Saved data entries

+--

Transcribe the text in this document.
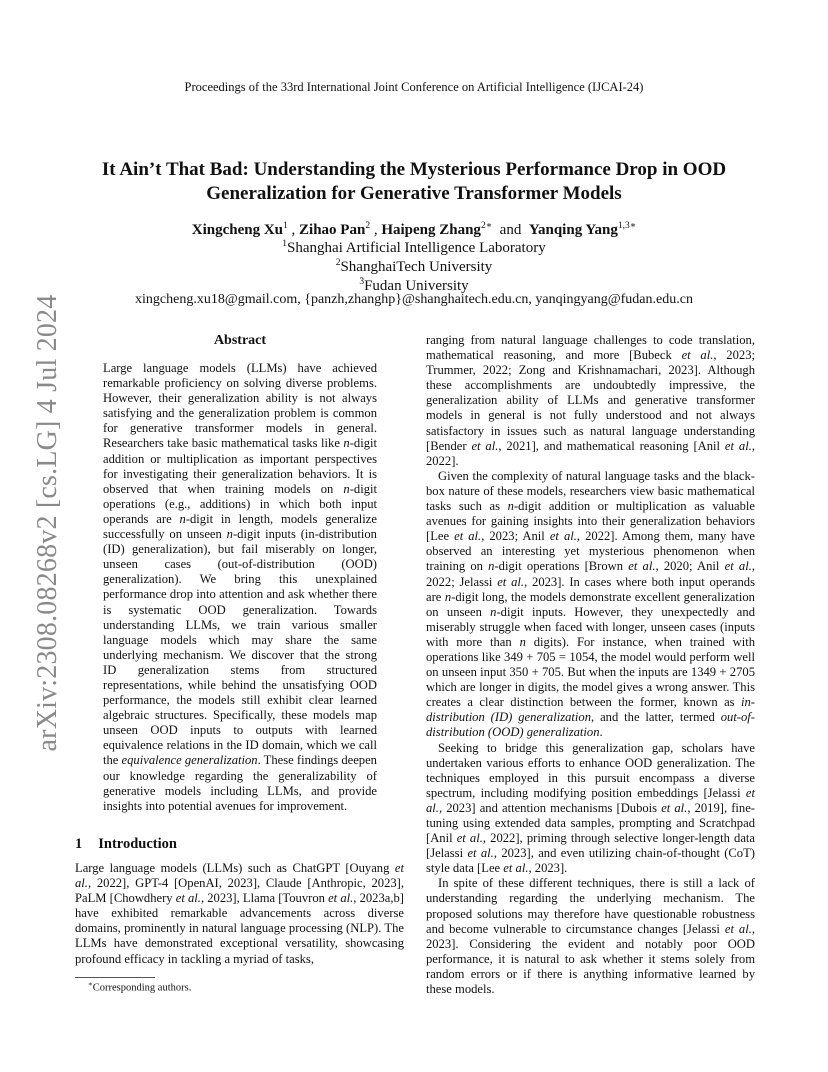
Proceedings of the 33rd International Joint Conference on Artificial Intelligence (IJCAI-24)
It Ain’t That Bad: Understanding the Mysterious Performance Drop in OOD
Generalization for Generative Transformer Models
Xingcheng Xu$^1$ , Zihao Pan$^2$ , Haipeng Zhang$^{2∗}$ and Yanqing Yang$^{1,3∗}$
$^1$Shanghai Artificial Intelligence Laboratory
$^2$ShanghaiTech University
$^3$Fudan University
xingcheng.xu18@gmail.com, {panzh,zhanghp}@shanghaitech.edu.cn, yanqingyang@fudan.edu.cn
arXiv:2308.08268v2 [cs.LG] 4 Jul 2024	Abstract

Large language models (LLMs) have achieved remarkable proficiency on solving diverse problems. However, their generalization ability is not always satisfying and the generalization problem is common for generative transformer models in general. Researchers take basic mathematical tasks like n-digit addition or multiplication as important perspectives for investigating their generalization behaviors. It is observed that when training models on n-digit operations (e.g., additions) in which both input operands are n-digit in length, models generalize successfully on unseen n-digit inputs (in-distribution (ID) generalization), but fail miserably on longer, unseen cases (out-of-distribution (OOD) generalization). We bring this unexplained performance drop into attention and ask whether there is systematic OOD generalization. Towards understanding LLMs, we train various smaller language models which may share the same underlying mechanism. We discover that the strong ID generalization stems from structured representations, while behind the unsatisfying OOD performance, the models still exhibit clear learned algebraic structures. Specifically, these models map unseen OOD inputs to outputs with learned equivalence relations in the ID domain, which we call the equivalence generalization. These findings deepen our knowledge regarding the generalizability of generative models including LLMs, and provide insights into potential avenues for improvement.

1 Introduction

Large language models (LLMs) such as ChatGPT [Ouyang et al., 2022], GPT-4 [OpenAI, 2023], Claude [Anthropic, 2023], PaLM [Chowdhery et al., 2023], Llama [Touvron et al., 2023a,b] have exhibited remarkable advancements across diverse domains, prominently in natural language processing (NLP). The LLMs have demonstrated exceptional versatility, showcasing profound efficacy in tackling a myriad of tasks,

∗Corresponding authors.

ranging from natural language challenges to code translation, mathematical reasoning, and more [Bubeck et al., 2023; Trummer, 2022; Zong and Krishnamachari, 2023]. Although these accomplishments are undoubtedly impressive, the generalization ability of LLMs and generative transformer models in general is not fully understood and not always satisfactory in issues such as natural language understanding [Bender et al., 2021], and mathematical reasoning [Anil et al., 2022].

Given the complexity of natural language tasks and the black-box nature of these models, researchers view basic mathematical tasks such as n-digit addition or multiplication as valuable avenues for gaining insights into their generalization behaviors [Lee et al., 2023; Anil et al., 2022]. Among them, many have observed an interesting yet mysterious phenomenon when training on n-digit operations [Brown et al., 2020; Anil et al., 2022; Jelassi et al., 2023]. In cases where both input operands are n-digit long, the models demonstrate excellent generalization on unseen n-digit inputs. However, they unexpectedly and miserably struggle when faced with longer, unseen cases (inputs with more than n digits). For instance, when trained with operations like 349 + 705 = 1054, the model would perform well on unseen input 350 + 705. But when the inputs are 1349 + 2705 which are longer in digits, the model gives a wrong answer. This creates a clear distinction between the former, known as in-distribution (ID) generalization, and the latter, termed out-of-distribution (OOD) generalization.

Seeking to bridge this generalization gap, scholars have undertaken various efforts to enhance OOD generalization. The techniques employed in this pursuit encompass a diverse spectrum, including modifying position embeddings [Jelassi et al., 2023] and attention mechanisms [Dubois et al., 2019], fine-tuning using extended data samples, prompting and Scratchpad [Anil et al., 2022], priming through selective longer-length data [Jelassi et al., 2023], and even utilizing chain-of-thought (CoT) style data [Lee et al., 2023].

In spite of these different techniques, there is still a lack of understanding regarding the underlying mechanism. The proposed solutions may therefore have questionable robustness and become vulnerable to circumstance changes [Jelassi et al., 2023]. Considering the evident and notably poor OOD performance, it is natural to ask whether it stems solely from random errors or if there is anything informative learned by these models.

+--

▶ Requirements: Leave out the pictures, and give all the records again exactly.

▶ Response to the exercise:
Transcribe the text in this document.
Proceedings of the 33rd International Joint Conference on Artificial Intelligence (IJCAI-24)
It Ain’t That Bad: Understanding the Mysterious Performance Drop in OOD
Generalization for Generative Transformer Models
Xingcheng Xu$^1$ , Zihao Pan$^2$ , Haipeng Zhang$^{2∗}$ and Yanqing Yang$^{1,3∗}$
$^1$Shanghai Artificial Intelligence Laboratory
$^2$ShanghaiTech University
$^3$Fudan University
xingcheng.xu18@gmail.com, {panzh,zhanghp}@shanghaitech.edu.cn, yanqingyang@fudan.edu.cn
arXiv:2308.08268v2 [cs.LG] 4 Jul 2024	Abstract

Large language models (LLMs) have achieved remarkable proficiency on solving diverse problems. However, their generalization ability is not always satisfying and the generalization problem is common for generative transformer models in general. Researchers take basic mathematical tasks like n-digit addition or multiplication as important perspectives for investigating their generalization behaviors. It is observed that when training models on n-digit operations (e.g., additions) in which both input operands are n-digit in length, models generalize successfully on unseen n-digit inputs (in-distribution (ID) generalization), but fail miserably on longer, unseen cases (out-of-distribution (OOD) generalization). We bring this unexplained performance drop into attention and ask whether there is systematic OOD generalization. Towards understanding LLMs, we train various smaller language models which may share the same underlying mechanism. We discover that the strong ID generalization stems from structured representations, while behind the unsatisfying OOD performance, the models still exhibit clear learned algebraic structures. Specifically, these models map unseen OOD inputs to outputs with learned equivalence relations in the ID domain, which we call the equivalence generalization. These findings deepen our knowledge regarding the generalizability of generative models including LLMs, and provide insights into potential avenues for improvement.

1 Introduction

Large language models (LLMs) such as ChatGPT [Ouyang et al., 2022], GPT-4 [OpenAI, 2023], Claude [Anthropic, 2023], PaLM [Chowdhery et al., 2023], Llama [Touvron et al., 2023a,b] have exhibited remarkable advancements across diverse domains, prominently in natural language processing (NLP). The LLMs have demonstrated exceptional versatility, showcasing profound efficacy in tackling a myriad of tasks,

∗Corresponding authors.

ranging from natural language challenges to code translation, mathematical reasoning, and more [Bubeck et al., 2023; Trummer, 2022; Zong and Krishnamachari, 2023]. Although these accomplishments are undoubtedly impressive, the generalization ability of LLMs and generative transformer models in general is not fully understood and not always satisfactory in issues such as natural language understanding [Bender et al., 2021], and mathematical reasoning [Anil et al., 2022].

Given the complexity of natural language tasks and the black-box nature of these models, researchers view basic mathematical tasks such as n-digit addition or multiplication as valuable avenues for gaining insights into their generalization behaviors [Lee et al., 2023; Anil et al., 2022]. Among them, many have observed an interesting yet mysterious phenomenon when training on n-digit operations [Brown et al., 2020; Anil et al., 2022; Jelassi et al., 2023]. In cases where both input operands are n-digit long, the models demonstrate excellent generalization on unseen n-digit inputs. However, they unexpectedly and miserably struggle when faced with longer, unseen cases (inputs with more than n digits). For instance, when trained with operations like 349 + 705 = 1054, the model would perform well on unseen input 350 + 705. But when the inputs are 1349 + 2705 which are longer in digits, the model gives a wrong answer. This creates a clear distinction between the former, known as in-distribution (ID) generalization, and the latter, termed out-of-distribution (OOD) generalization.

Seeking to bridge this generalization gap, scholars have undertaken various efforts to enhance OOD generalization. The techniques employed in this pursuit encompass a diverse spectrum, including modifying position embeddings [Jelassi et al., 2023] and attention mechanisms [Dubois et al., 2019], fine-tuning using extended data samples, prompting and Scratchpad [Anil et al., 2022], priming through selective longer-length data [Jelassi et al., 2023], and even utilizing chain-of-thought (CoT) style data [Lee et al., 2023].

In spite of these different techniques, there is still a lack of understanding regarding the underlying mechanism. The proposed solutions may therefore have questionable robustness and become vulnerable to circumstance changes [Jelassi et al., 2023]. Considering the evident and notably poor OOD performance, it is natural to ask whether it stems solely from random errors or if there is anything informative learned by these models.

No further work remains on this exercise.